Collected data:
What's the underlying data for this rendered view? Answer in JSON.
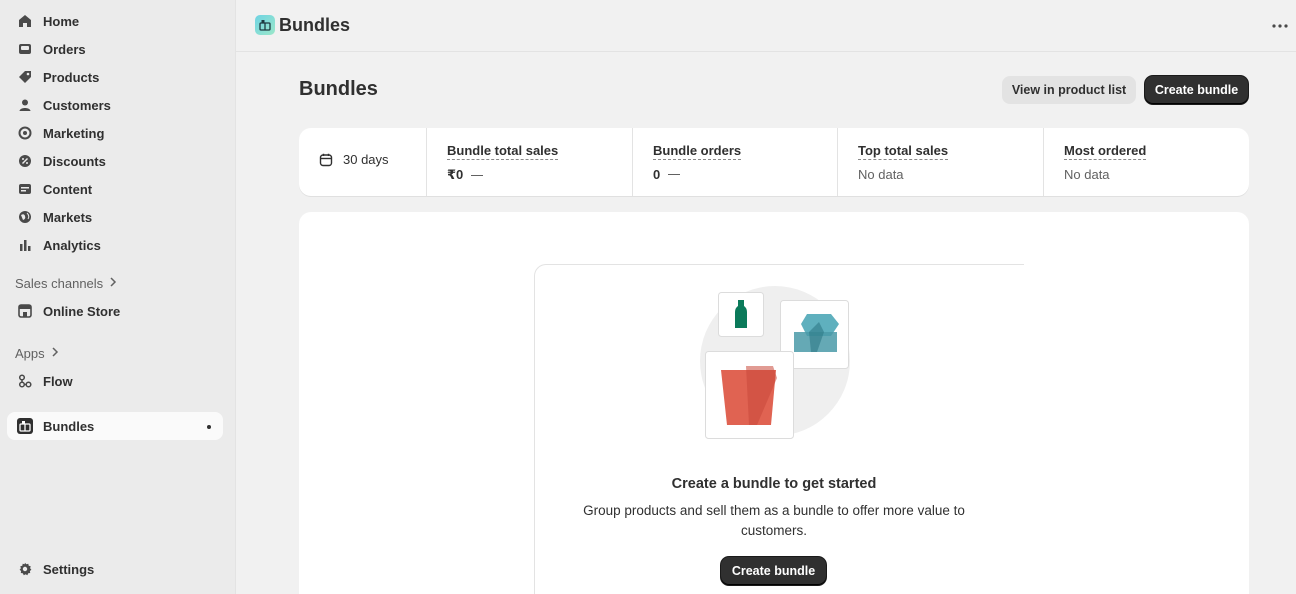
{
  "sidebar": {
    "items": [
      {
        "label": "Home",
        "icon": "home-icon"
      },
      {
        "label": "Orders",
        "icon": "orders-icon"
      },
      {
        "label": "Products",
        "icon": "tag-icon"
      },
      {
        "label": "Customers",
        "icon": "person-icon"
      },
      {
        "label": "Marketing",
        "icon": "target-icon"
      },
      {
        "label": "Discounts",
        "icon": "discount-icon"
      },
      {
        "label": "Content",
        "icon": "content-icon"
      },
      {
        "label": "Markets",
        "icon": "globe-icon"
      },
      {
        "label": "Analytics",
        "icon": "bar-chart-icon"
      }
    ],
    "sales_channels_label": "Sales channels",
    "online_store_label": "Online Store",
    "apps_label": "Apps",
    "flow_label": "Flow",
    "bundles_label": "Bundles",
    "settings_label": "Settings"
  },
  "topbar": {
    "title": "Bundles"
  },
  "page": {
    "title": "Bundles",
    "view_button": "View in product list",
    "create_button": "Create bundle"
  },
  "metrics": {
    "date_range": "30 days",
    "cells": [
      {
        "title": "Bundle total sales",
        "value": "₹0"
      },
      {
        "title": "Bundle orders",
        "value": "0"
      },
      {
        "title": "Top total sales",
        "value": "No data"
      },
      {
        "title": "Most ordered",
        "value": "No data"
      }
    ]
  },
  "empty_state": {
    "heading": "Create a bundle to get started",
    "description": "Group products and sell them as a bundle to offer more value to customers.",
    "button": "Create bundle"
  },
  "colors": {
    "primary_button": "#303030",
    "illustration_red": "#e06352",
    "illustration_teal": "#5fb0be",
    "illustration_green": "#0b7a5a"
  }
}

Stated task: Locate all lines holding the word "title", then copy them out.

Answer for the task:
    "title": "Bundles"
    "title": "Bundles",
        "title": "Bundle total sales",
        "title": "Bundle orders",
        "title": "Top total sales",
        "title": "Most ordered",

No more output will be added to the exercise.